=== Aim ===
Report, as a bare number, how many lines contain the string "standard".
□ □ □ □ □ □ □
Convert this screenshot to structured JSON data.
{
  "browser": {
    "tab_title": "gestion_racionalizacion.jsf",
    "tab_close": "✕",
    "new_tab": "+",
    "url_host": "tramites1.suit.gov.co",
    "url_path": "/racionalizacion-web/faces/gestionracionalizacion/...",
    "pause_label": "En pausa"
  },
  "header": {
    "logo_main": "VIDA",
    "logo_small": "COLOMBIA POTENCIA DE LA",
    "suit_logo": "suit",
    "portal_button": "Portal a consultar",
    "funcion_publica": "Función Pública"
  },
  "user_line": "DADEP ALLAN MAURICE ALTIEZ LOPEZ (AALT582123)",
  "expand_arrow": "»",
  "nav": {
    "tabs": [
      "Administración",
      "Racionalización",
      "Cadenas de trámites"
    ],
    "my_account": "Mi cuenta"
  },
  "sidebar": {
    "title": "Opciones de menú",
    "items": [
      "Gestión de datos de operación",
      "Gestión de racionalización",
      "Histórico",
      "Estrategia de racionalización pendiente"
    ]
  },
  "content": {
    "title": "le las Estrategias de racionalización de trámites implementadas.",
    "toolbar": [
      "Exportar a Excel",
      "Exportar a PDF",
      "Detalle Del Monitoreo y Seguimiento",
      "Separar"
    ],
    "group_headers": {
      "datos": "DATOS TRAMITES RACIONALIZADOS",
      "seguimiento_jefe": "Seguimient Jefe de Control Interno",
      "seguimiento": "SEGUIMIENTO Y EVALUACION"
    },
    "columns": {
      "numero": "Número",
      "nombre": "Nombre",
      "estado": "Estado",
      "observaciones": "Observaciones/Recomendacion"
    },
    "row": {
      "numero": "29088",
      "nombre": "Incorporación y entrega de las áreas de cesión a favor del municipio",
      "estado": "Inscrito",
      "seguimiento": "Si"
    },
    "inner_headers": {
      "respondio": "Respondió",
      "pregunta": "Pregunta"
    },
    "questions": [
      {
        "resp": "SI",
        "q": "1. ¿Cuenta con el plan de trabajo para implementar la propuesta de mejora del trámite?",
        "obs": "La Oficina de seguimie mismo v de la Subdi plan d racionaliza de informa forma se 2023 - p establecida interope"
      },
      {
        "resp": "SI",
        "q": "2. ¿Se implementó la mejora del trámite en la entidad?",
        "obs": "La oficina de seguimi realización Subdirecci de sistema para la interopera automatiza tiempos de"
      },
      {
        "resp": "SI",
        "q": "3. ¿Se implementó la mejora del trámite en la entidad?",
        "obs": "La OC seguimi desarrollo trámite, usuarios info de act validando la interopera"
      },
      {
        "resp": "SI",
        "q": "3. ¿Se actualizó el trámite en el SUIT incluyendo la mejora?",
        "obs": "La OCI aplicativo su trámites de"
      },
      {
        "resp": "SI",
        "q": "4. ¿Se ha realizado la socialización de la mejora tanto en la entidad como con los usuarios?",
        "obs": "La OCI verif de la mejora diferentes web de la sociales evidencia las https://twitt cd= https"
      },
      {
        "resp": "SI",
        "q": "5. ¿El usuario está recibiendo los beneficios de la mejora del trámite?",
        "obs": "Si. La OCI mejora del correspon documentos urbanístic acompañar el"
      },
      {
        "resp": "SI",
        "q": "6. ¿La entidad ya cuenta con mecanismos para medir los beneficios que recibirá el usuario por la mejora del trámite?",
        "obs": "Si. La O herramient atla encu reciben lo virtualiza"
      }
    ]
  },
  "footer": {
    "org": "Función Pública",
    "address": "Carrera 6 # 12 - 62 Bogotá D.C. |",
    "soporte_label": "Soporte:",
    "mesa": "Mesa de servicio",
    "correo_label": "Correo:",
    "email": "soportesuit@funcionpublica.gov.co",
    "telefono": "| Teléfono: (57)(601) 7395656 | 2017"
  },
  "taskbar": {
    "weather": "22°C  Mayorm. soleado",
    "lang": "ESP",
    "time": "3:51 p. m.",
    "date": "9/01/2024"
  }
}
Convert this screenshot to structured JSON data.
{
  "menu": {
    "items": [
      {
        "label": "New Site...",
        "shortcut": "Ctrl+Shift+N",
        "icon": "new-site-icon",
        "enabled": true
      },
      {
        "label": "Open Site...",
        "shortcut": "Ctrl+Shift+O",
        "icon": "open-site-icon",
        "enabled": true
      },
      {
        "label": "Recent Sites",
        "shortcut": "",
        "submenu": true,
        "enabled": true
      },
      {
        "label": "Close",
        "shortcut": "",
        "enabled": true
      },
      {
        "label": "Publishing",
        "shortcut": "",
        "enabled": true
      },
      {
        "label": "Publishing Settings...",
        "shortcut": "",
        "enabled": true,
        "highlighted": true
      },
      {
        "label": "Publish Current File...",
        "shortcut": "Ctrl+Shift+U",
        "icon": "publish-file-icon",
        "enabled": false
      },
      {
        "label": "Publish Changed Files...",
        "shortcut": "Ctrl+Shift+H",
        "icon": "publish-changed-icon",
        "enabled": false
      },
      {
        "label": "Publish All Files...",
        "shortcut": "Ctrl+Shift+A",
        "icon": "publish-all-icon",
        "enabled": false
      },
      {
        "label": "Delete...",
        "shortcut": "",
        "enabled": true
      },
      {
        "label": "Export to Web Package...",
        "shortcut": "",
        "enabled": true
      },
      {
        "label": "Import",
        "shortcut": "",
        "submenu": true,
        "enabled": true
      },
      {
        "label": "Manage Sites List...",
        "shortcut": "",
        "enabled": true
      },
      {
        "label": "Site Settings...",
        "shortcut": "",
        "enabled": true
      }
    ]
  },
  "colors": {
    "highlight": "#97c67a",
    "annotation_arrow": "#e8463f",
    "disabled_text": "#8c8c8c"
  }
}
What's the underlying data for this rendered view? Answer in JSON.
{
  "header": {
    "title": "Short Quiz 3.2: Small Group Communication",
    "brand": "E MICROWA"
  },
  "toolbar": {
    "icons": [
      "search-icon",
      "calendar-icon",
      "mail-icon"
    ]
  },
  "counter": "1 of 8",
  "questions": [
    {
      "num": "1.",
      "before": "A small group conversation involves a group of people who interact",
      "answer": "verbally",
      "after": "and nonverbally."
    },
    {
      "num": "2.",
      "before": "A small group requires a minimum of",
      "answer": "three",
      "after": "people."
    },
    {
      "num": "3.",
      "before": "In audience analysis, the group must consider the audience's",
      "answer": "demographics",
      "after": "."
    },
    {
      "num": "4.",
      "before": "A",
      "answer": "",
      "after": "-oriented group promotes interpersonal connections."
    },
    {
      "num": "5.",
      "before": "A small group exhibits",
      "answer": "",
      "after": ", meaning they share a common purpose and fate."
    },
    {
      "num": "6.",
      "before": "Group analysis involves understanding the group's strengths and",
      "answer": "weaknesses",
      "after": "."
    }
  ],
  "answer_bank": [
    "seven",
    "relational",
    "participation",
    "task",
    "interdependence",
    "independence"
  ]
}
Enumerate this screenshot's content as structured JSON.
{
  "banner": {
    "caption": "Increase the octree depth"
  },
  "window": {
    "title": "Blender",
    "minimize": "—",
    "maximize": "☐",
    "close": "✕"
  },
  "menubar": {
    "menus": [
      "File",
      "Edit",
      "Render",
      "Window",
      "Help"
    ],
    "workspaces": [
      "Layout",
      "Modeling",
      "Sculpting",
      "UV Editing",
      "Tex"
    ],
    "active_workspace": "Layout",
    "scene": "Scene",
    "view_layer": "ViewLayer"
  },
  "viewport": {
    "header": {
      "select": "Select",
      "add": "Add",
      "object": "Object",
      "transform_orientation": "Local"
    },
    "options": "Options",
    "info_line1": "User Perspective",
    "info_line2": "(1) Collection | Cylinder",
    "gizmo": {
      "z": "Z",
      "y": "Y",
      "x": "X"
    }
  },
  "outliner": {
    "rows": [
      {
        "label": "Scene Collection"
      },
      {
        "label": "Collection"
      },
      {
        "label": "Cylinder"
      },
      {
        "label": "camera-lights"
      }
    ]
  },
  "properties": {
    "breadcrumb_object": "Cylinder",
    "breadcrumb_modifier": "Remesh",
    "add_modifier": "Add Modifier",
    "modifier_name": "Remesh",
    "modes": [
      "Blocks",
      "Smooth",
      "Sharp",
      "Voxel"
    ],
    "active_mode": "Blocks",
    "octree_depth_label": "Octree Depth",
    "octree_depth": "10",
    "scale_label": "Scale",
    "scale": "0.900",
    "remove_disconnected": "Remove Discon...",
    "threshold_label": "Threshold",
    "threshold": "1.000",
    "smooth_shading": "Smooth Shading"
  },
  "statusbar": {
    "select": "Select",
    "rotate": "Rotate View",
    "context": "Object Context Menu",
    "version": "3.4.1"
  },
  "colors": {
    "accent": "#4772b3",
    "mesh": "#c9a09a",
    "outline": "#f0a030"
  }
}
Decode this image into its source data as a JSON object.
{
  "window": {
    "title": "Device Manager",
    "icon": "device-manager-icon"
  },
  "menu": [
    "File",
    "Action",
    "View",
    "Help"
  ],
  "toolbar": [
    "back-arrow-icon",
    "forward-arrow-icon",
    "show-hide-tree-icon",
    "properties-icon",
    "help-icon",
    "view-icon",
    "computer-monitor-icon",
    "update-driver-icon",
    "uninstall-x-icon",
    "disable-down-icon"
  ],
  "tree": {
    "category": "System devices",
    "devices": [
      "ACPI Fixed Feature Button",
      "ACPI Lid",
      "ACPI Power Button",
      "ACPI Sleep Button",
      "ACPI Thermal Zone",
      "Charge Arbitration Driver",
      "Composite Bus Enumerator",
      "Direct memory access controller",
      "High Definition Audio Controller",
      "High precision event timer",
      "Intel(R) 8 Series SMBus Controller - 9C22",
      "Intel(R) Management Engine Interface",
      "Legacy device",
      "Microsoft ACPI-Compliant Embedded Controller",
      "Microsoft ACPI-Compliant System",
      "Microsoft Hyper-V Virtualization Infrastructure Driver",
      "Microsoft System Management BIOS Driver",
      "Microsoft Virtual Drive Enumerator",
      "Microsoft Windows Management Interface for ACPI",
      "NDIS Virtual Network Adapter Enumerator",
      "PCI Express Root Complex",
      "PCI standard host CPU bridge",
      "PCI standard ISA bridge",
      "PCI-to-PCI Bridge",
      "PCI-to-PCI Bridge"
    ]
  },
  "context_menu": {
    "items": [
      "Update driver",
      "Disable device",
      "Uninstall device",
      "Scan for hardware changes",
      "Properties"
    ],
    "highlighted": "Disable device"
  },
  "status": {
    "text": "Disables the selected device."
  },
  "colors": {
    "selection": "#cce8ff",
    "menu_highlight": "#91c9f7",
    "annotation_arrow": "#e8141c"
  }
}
□ □ □ □ □ □ □
=== Output below ===
2